*** Extracted entries ***
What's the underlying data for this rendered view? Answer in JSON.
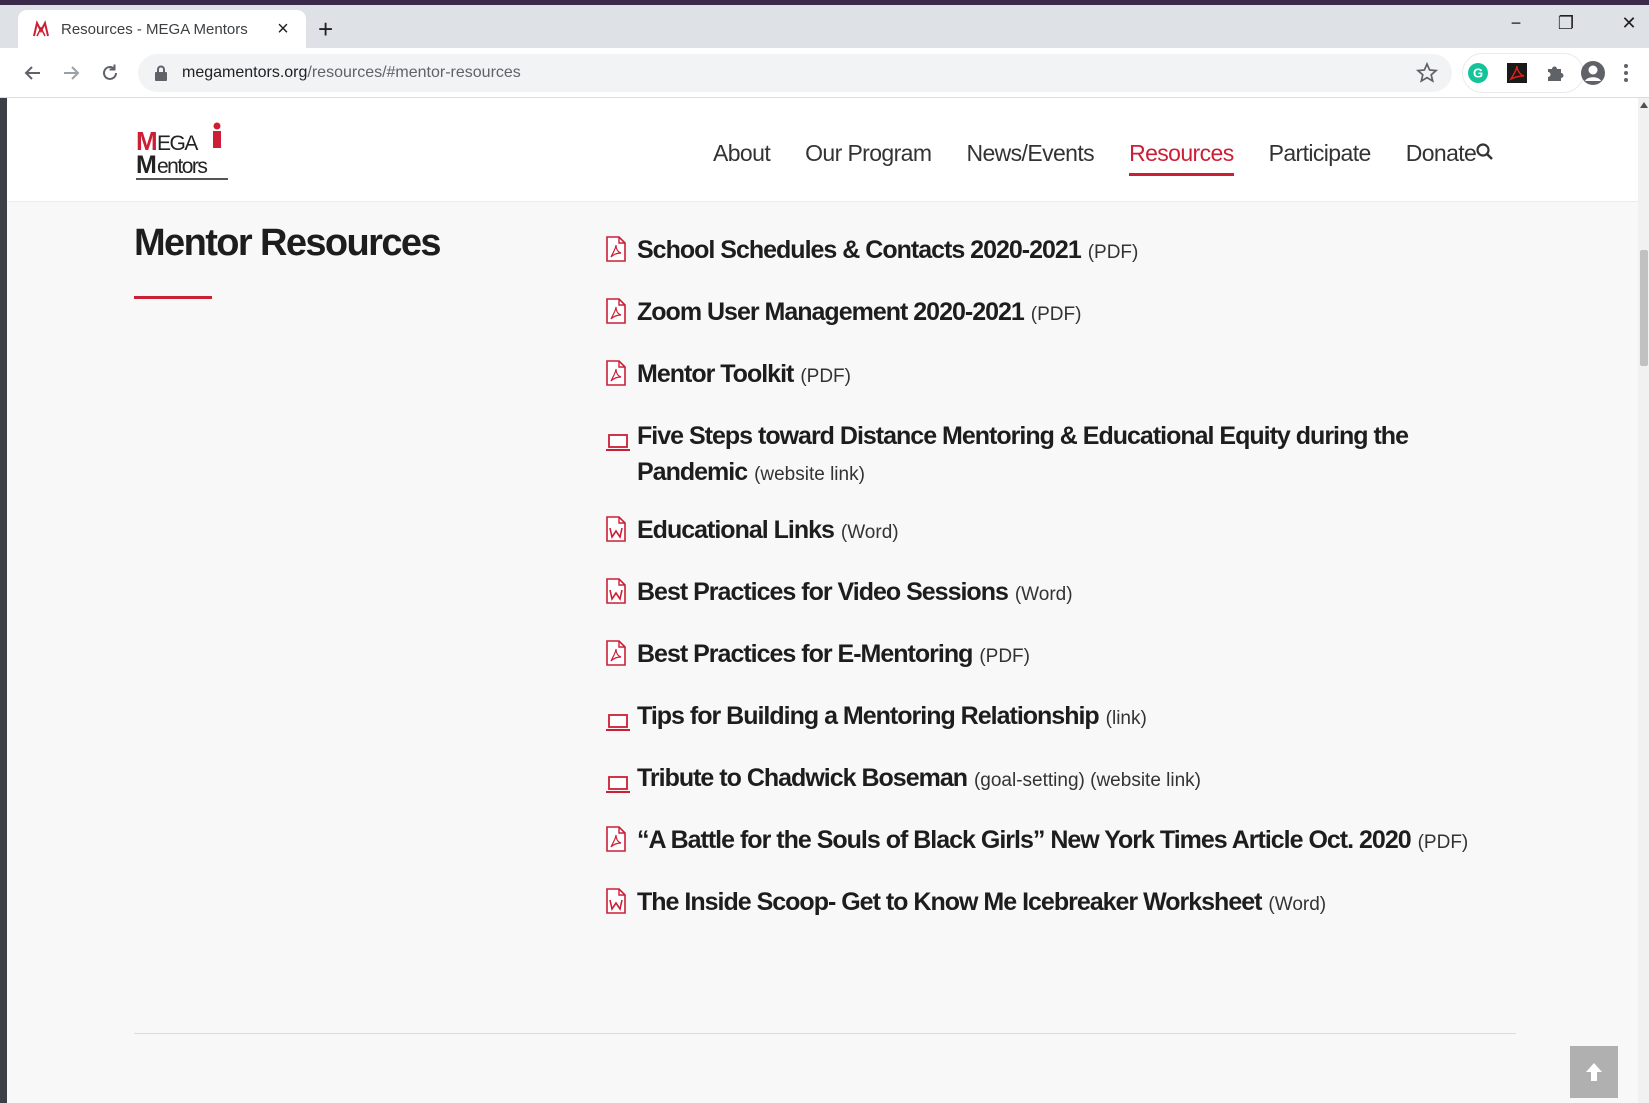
{
  "browser": {
    "tab_title": "Resources - MEGA Mentors",
    "tab_close": "×",
    "new_tab": "+",
    "url_host": "megamentors.org",
    "url_path": "/resources/#mentor-resources",
    "window_controls": {
      "minimize": "−",
      "restore": "❐",
      "close": "✕"
    },
    "extensions": [
      "grammarly-icon",
      "acrobat-icon",
      "puzzle-icon",
      "profile-icon",
      "kebab-menu-icon"
    ]
  },
  "site": {
    "logo_text": "MEGA Mentors",
    "nav": [
      {
        "label": "About"
      },
      {
        "label": "Our Program"
      },
      {
        "label": "News/Events"
      },
      {
        "label": "Resources",
        "active": true
      },
      {
        "label": "Participate"
      },
      {
        "label": "Donate"
      }
    ]
  },
  "section": {
    "title": "Mentor Resources",
    "items": [
      {
        "title": "School Schedules & Contacts 2020-2021",
        "type": "(PDF)",
        "icon": "pdf-icon"
      },
      {
        "title": "Zoom User Management 2020-2021",
        "type": "(PDF)",
        "icon": "pdf-icon"
      },
      {
        "title": "Mentor Toolkit",
        "type": "(PDF)",
        "icon": "pdf-icon"
      },
      {
        "title": "Five Steps toward Distance Mentoring & Educational Equity during the Pandemic",
        "type": "(website link)",
        "icon": "laptop-icon"
      },
      {
        "title": "Educational Links",
        "type": "(Word)",
        "icon": "word-icon"
      },
      {
        "title": "Best Practices for Video Sessions",
        "type": "(Word)",
        "icon": "word-icon"
      },
      {
        "title": "Best Practices for E-Mentoring",
        "type": "(PDF)",
        "icon": "pdf-icon"
      },
      {
        "title": "Tips for Building a Mentoring Relationship",
        "type": "(link)",
        "icon": "laptop-icon"
      },
      {
        "title": "Tribute to Chadwick Boseman",
        "type": "(goal-setting) (website link)",
        "icon": "laptop-icon"
      },
      {
        "title": "“A Battle for the Souls of Black Girls” New York Times Article Oct. 2020",
        "type": "(PDF)",
        "icon": "pdf-icon"
      },
      {
        "title": "The Inside Scoop- Get to Know Me Icebreaker Worksheet",
        "type": "(Word)",
        "icon": "word-icon"
      }
    ]
  },
  "colors": {
    "accent": "#cc1f36",
    "text": "#1d1d1d",
    "page_bg": "#f8f8f8"
  }
}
***
[Written problem]:
Output each line exactly; omit every picture.

[Exercise result]:
What's the underlying data for this rendered view? Answer in JSON.
{
  "browser": {
    "tab_title": "Resources - MEGA Mentors",
    "tab_close": "×",
    "new_tab": "+",
    "url_host": "megamentors.org",
    "url_path": "/resources/#mentor-resources",
    "window_controls": {
      "minimize": "−",
      "restore": "❐",
      "close": "✕"
    },
    "extensions": [
      "grammarly-icon",
      "acrobat-icon",
      "puzzle-icon",
      "profile-icon",
      "kebab-menu-icon"
    ]
  },
  "site": {
    "logo_text": "MEGA Mentors",
    "nav": [
      {
        "label": "About"
      },
      {
        "label": "Our Program"
      },
      {
        "label": "News/Events"
      },
      {
        "label": "Resources",
        "active": true
      },
      {
        "label": "Participate"
      },
      {
        "label": "Donate"
      }
    ]
  },
  "section": {
    "title": "Mentor Resources",
    "items": [
      {
        "title": "School Schedules & Contacts 2020-2021",
        "type": "(PDF)",
        "icon": "pdf-icon"
      },
      {
        "title": "Zoom User Management 2020-2021",
        "type": "(PDF)",
        "icon": "pdf-icon"
      },
      {
        "title": "Mentor Toolkit",
        "type": "(PDF)",
        "icon": "pdf-icon"
      },
      {
        "title": "Five Steps toward Distance Mentoring & Educational Equity during the Pandemic",
        "type": "(website link)",
        "icon": "laptop-icon"
      },
      {
        "title": "Educational Links",
        "type": "(Word)",
        "icon": "word-icon"
      },
      {
        "title": "Best Practices for Video Sessions",
        "type": "(Word)",
        "icon": "word-icon"
      },
      {
        "title": "Best Practices for E-Mentoring",
        "type": "(PDF)",
        "icon": "pdf-icon"
      },
      {
        "title": "Tips for Building a Mentoring Relationship",
        "type": "(link)",
        "icon": "laptop-icon"
      },
      {
        "title": "Tribute to Chadwick Boseman",
        "type": "(goal-setting) (website link)",
        "icon": "laptop-icon"
      },
      {
        "title": "“A Battle for the Souls of Black Girls” New York Times Article Oct. 2020",
        "type": "(PDF)",
        "icon": "pdf-icon"
      },
      {
        "title": "The Inside Scoop- Get to Know Me Icebreaker Worksheet",
        "type": "(Word)",
        "icon": "word-icon"
      }
    ]
  },
  "colors": {
    "accent": "#cc1f36",
    "text": "#1d1d1d",
    "page_bg": "#f8f8f8"
  }
}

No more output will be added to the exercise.